Task description:
Copy every line of the listing below word for word, with nothing changed.

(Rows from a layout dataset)
* * *

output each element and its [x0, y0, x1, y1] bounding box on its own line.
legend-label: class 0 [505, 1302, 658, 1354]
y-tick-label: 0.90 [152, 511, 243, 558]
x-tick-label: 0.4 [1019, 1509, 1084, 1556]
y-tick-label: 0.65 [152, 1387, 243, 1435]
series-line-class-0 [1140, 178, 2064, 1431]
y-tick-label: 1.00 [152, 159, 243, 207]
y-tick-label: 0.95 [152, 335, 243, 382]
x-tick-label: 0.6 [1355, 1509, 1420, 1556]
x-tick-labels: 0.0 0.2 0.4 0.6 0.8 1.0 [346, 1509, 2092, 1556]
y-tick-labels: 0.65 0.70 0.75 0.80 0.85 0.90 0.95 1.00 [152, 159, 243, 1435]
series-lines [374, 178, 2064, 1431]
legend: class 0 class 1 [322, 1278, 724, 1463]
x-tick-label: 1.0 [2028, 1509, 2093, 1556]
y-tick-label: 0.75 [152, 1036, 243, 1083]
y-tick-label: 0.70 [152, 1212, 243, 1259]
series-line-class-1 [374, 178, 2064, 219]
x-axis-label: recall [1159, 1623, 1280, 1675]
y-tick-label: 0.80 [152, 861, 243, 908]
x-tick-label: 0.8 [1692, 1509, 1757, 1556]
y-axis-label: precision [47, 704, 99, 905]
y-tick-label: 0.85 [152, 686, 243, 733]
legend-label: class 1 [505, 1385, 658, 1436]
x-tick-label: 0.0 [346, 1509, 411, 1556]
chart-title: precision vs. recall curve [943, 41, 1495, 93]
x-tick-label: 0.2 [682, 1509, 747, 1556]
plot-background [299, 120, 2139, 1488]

* * *

Complete output:
output each element and its [x0, y0, x1, y1] bounding box on its own line.
legend-label: class 0 [505, 1302, 658, 1354]
y-tick-label: 0.90 [152, 511, 243, 558]
x-tick-label: 0.4 [1019, 1509, 1084, 1556]
y-tick-label: 0.65 [152, 1387, 243, 1435]
series-line-class-0 [1140, 178, 2064, 1431]
y-tick-label: 1.00 [152, 159, 243, 207]
y-tick-label: 0.95 [152, 335, 243, 382]
x-tick-label: 0.6 [1355, 1509, 1420, 1556]
x-tick-labels: 0.0 0.2 0.4 0.6 0.8 1.0 [346, 1509, 2092, 1556]
y-tick-labels: 0.65 0.70 0.75 0.80 0.85 0.90 0.95 1.00 [152, 159, 243, 1435]
series-lines [374, 178, 2064, 1431]
legend: class 0 class 1 [322, 1278, 724, 1463]
x-tick-label: 1.0 [2028, 1509, 2093, 1556]
y-tick-label: 0.75 [152, 1036, 243, 1083]
y-tick-label: 0.70 [152, 1212, 243, 1259]
series-line-class-1 [374, 178, 2064, 219]
x-axis-label: recall [1159, 1623, 1280, 1675]
y-tick-label: 0.80 [152, 861, 243, 908]
x-tick-label: 0.8 [1692, 1509, 1757, 1556]
y-axis-label: precision [47, 704, 99, 905]
y-tick-label: 0.85 [152, 686, 243, 733]
legend-label: class 1 [505, 1385, 658, 1436]
x-tick-label: 0.0 [346, 1509, 411, 1556]
chart-title: precision vs. recall curve [943, 41, 1495, 93]
x-tick-label: 0.2 [682, 1509, 747, 1556]
plot-background [299, 120, 2139, 1488]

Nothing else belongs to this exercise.